## REQUIRED TASK
Find the word "сельского" in the material below and gather every line that contains it.

(Data records)
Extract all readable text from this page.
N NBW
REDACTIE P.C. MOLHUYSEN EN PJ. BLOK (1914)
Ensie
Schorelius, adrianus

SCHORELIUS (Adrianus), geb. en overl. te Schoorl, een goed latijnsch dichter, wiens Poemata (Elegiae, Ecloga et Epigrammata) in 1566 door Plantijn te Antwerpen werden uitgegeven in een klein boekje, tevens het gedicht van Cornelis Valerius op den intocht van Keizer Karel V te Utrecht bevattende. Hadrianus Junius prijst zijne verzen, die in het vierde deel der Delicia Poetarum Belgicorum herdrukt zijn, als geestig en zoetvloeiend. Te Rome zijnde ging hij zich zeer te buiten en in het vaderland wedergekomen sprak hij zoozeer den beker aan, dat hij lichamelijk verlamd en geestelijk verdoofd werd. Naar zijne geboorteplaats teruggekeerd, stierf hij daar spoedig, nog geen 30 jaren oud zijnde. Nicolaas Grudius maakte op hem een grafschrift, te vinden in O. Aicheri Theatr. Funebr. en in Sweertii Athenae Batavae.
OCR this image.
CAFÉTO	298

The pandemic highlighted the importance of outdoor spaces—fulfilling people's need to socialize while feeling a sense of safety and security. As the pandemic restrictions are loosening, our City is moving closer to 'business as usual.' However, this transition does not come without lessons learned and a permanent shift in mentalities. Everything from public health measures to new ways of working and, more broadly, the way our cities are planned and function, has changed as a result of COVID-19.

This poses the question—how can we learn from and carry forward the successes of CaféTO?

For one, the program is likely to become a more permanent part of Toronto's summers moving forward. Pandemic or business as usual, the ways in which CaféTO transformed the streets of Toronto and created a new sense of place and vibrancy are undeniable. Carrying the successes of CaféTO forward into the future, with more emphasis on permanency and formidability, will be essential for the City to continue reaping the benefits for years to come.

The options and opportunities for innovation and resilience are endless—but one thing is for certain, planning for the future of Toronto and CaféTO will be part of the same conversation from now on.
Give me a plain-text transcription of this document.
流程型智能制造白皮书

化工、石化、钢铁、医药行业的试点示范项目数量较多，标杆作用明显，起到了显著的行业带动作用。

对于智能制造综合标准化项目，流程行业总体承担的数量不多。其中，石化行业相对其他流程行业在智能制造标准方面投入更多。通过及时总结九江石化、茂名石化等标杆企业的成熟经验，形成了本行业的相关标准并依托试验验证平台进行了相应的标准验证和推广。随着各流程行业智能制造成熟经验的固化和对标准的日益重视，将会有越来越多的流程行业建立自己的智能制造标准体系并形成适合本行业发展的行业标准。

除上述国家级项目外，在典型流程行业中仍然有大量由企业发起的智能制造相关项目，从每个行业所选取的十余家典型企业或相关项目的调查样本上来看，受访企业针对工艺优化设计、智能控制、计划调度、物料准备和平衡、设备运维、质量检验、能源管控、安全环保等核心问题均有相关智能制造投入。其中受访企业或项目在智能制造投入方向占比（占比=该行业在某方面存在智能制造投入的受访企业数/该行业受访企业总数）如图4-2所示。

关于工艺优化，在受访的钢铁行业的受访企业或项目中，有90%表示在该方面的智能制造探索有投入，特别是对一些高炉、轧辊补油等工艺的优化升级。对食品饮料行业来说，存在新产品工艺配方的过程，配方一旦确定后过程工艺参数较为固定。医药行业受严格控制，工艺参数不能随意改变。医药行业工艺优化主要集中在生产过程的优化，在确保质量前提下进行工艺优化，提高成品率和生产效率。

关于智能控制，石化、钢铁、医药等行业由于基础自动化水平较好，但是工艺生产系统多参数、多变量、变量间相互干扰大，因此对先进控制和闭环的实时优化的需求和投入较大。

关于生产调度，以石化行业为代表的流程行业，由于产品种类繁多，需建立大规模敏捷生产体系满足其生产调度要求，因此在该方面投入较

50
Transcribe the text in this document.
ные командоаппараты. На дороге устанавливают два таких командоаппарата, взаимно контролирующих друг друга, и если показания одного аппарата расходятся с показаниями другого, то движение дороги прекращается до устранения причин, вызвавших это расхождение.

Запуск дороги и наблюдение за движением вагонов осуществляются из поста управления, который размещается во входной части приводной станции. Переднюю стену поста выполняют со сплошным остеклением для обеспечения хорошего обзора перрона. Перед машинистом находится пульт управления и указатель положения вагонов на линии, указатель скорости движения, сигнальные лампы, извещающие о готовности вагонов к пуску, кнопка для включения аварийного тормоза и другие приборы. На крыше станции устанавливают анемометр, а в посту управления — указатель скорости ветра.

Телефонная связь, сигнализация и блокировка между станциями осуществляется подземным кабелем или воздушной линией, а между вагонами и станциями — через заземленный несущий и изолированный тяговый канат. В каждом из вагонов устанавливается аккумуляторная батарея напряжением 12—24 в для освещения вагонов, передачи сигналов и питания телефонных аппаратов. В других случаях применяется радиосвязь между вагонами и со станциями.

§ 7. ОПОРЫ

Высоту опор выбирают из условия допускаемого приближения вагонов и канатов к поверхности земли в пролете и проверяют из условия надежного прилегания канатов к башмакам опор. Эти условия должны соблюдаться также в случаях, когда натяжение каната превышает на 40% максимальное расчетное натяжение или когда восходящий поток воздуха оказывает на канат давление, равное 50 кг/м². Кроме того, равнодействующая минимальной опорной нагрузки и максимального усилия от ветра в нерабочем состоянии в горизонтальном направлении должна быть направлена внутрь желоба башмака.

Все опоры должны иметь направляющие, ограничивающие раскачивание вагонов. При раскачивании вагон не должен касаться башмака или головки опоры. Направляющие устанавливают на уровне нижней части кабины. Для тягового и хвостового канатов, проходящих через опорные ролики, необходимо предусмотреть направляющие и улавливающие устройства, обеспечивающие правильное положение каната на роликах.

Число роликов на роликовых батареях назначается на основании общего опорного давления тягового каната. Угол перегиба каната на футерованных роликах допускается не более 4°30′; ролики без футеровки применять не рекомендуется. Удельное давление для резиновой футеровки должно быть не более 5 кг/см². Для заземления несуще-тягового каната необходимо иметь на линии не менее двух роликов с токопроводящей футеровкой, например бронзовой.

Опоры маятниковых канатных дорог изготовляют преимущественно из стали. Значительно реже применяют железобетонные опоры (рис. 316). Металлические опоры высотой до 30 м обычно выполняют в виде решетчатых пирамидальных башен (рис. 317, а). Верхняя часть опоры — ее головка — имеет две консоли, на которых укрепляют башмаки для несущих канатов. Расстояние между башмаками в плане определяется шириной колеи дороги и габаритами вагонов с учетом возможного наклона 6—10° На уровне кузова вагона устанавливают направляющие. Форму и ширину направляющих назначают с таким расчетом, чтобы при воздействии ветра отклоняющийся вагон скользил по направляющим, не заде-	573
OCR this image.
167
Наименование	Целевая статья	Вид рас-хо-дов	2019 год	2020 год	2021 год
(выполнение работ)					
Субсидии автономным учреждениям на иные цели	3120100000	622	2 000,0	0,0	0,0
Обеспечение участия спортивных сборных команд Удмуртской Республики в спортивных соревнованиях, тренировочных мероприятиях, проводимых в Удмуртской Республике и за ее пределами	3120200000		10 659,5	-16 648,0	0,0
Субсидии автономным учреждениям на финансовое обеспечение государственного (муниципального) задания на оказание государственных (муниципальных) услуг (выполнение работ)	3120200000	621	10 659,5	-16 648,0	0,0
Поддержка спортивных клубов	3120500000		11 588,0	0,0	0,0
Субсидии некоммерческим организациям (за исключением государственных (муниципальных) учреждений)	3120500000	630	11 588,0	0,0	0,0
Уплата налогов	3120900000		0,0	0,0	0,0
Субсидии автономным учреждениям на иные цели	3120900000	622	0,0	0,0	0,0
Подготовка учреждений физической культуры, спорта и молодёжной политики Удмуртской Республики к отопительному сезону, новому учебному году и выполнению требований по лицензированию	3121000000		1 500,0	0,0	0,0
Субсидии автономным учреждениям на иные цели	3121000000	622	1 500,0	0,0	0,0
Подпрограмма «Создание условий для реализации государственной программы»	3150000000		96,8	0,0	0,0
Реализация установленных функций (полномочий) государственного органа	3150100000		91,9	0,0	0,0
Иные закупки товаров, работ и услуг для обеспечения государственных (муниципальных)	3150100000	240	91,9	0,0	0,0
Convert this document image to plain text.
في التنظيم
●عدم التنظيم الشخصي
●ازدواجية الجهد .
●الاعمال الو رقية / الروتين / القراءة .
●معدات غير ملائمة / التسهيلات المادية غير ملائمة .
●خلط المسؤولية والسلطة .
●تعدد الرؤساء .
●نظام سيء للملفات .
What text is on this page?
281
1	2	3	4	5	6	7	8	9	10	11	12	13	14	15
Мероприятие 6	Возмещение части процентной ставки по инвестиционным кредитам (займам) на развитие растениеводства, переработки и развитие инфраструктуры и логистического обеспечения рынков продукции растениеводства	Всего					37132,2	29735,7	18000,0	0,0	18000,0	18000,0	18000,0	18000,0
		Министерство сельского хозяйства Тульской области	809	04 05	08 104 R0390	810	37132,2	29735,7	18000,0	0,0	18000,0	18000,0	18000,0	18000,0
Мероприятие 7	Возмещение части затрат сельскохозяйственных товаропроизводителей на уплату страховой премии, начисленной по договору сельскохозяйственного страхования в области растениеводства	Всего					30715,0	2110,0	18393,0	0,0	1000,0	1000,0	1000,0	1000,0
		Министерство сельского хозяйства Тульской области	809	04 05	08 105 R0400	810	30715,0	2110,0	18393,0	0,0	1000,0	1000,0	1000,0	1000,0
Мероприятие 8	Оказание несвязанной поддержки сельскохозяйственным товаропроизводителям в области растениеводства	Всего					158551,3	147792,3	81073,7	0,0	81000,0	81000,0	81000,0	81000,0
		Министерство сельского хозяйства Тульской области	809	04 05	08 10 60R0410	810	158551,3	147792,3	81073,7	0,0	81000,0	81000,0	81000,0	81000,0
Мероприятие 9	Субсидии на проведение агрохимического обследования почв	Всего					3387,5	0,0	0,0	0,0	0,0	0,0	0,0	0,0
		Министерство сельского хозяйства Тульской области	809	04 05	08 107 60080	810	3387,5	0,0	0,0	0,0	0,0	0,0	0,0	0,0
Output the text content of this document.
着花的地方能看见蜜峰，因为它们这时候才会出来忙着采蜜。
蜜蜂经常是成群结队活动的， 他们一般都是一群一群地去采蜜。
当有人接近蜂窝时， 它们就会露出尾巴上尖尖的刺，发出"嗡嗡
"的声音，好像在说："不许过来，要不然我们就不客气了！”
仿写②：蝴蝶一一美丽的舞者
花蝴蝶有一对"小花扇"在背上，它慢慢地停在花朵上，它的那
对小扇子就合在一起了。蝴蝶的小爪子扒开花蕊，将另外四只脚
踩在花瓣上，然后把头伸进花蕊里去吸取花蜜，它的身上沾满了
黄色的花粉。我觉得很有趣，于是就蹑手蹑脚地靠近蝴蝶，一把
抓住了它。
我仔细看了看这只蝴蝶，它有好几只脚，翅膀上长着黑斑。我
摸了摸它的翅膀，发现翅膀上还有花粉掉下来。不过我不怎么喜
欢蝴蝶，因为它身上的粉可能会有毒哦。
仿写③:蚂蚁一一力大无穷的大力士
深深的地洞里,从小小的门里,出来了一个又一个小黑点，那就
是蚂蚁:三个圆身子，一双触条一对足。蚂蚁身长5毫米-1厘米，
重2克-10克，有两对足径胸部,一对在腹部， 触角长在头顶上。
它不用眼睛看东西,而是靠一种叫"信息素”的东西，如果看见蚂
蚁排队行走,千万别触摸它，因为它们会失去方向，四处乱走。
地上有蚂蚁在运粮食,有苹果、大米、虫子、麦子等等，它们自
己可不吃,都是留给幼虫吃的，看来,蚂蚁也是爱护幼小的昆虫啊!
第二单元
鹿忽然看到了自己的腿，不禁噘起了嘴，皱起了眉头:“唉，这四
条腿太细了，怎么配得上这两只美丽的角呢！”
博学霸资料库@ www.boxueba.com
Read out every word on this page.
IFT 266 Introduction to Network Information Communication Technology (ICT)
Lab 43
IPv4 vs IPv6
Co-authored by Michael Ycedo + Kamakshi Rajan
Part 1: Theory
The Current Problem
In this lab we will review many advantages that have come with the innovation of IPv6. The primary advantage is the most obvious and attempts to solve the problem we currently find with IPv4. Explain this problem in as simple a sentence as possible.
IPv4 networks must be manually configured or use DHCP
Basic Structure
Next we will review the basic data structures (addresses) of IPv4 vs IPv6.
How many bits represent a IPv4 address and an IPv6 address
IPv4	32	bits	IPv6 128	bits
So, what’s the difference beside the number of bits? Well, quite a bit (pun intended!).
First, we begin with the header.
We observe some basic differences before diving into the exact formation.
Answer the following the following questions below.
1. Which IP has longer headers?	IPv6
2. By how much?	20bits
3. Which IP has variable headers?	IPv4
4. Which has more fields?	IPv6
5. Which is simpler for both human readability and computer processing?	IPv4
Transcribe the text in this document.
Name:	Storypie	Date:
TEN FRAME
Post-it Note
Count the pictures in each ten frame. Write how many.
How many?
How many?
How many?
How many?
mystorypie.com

## RESPONSE TO THIS EXERCISE
		Министерство сельского хозяйства Тульской области	809	04 05	08 104 R0390	810	37132,2	29735,7	18000,0	0,0	18000,0	18000,0	18000,0	18000,0
		Министерство сельского хозяйства Тульской области	809	04 05	08 105 R0400	810	30715,0	2110,0	18393,0	0,0	1000,0	1000,0	1000,0	1000,0
		Министерство сельского хозяйства Тульской области	809	04 05	08 10 60R0410	810	158551,3	147792,3	81073,7	0,0	81000,0	81000,0	81000,0	81000,0
		Министерство сельского хозяйства Тульской области	809	04 05	08 107 60080	810	3387,5	0,0	0,0	0,0	0,0	0,0	0,0	0,0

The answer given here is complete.